__Directions__. Take each line containing the word "achieve" and copy it.

__Data extract__.

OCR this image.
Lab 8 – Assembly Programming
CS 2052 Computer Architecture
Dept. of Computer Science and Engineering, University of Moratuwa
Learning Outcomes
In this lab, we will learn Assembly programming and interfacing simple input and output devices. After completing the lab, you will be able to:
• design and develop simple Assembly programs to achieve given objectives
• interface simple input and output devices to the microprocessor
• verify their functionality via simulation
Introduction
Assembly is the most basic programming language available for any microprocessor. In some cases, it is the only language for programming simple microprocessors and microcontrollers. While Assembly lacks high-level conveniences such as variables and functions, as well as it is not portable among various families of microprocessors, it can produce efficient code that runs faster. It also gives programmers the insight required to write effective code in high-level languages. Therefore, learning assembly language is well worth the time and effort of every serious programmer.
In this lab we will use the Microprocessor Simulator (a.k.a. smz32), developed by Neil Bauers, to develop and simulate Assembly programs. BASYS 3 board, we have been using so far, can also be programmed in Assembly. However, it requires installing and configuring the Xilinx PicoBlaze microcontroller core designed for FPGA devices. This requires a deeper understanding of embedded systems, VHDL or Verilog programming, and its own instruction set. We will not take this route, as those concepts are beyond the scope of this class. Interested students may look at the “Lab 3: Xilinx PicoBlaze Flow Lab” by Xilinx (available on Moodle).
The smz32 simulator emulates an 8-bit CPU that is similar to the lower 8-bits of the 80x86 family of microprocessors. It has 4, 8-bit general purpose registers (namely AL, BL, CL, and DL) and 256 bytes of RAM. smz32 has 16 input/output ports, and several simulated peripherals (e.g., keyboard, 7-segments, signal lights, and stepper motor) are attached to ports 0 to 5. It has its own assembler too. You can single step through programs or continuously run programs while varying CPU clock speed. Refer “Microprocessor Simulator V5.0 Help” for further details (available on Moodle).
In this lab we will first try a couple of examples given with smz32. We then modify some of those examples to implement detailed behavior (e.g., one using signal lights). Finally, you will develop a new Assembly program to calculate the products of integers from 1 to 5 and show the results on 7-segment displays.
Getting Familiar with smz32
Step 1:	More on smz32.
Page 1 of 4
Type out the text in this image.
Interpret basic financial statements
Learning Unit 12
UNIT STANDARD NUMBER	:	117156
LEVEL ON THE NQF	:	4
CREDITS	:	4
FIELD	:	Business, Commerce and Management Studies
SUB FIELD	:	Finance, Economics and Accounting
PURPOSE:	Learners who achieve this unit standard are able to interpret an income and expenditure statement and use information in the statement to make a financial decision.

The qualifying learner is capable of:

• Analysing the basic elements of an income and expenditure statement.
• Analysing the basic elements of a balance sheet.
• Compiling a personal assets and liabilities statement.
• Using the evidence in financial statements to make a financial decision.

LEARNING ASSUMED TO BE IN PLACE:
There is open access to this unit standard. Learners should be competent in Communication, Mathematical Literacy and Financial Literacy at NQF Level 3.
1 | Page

__Right answer__.
• design and develop simple Assembly programs to achieve given objectives
PURPOSE:	Learners who achieve this unit standard are able to interpret an income and expenditure statement and use information in the statement to make a financial decision.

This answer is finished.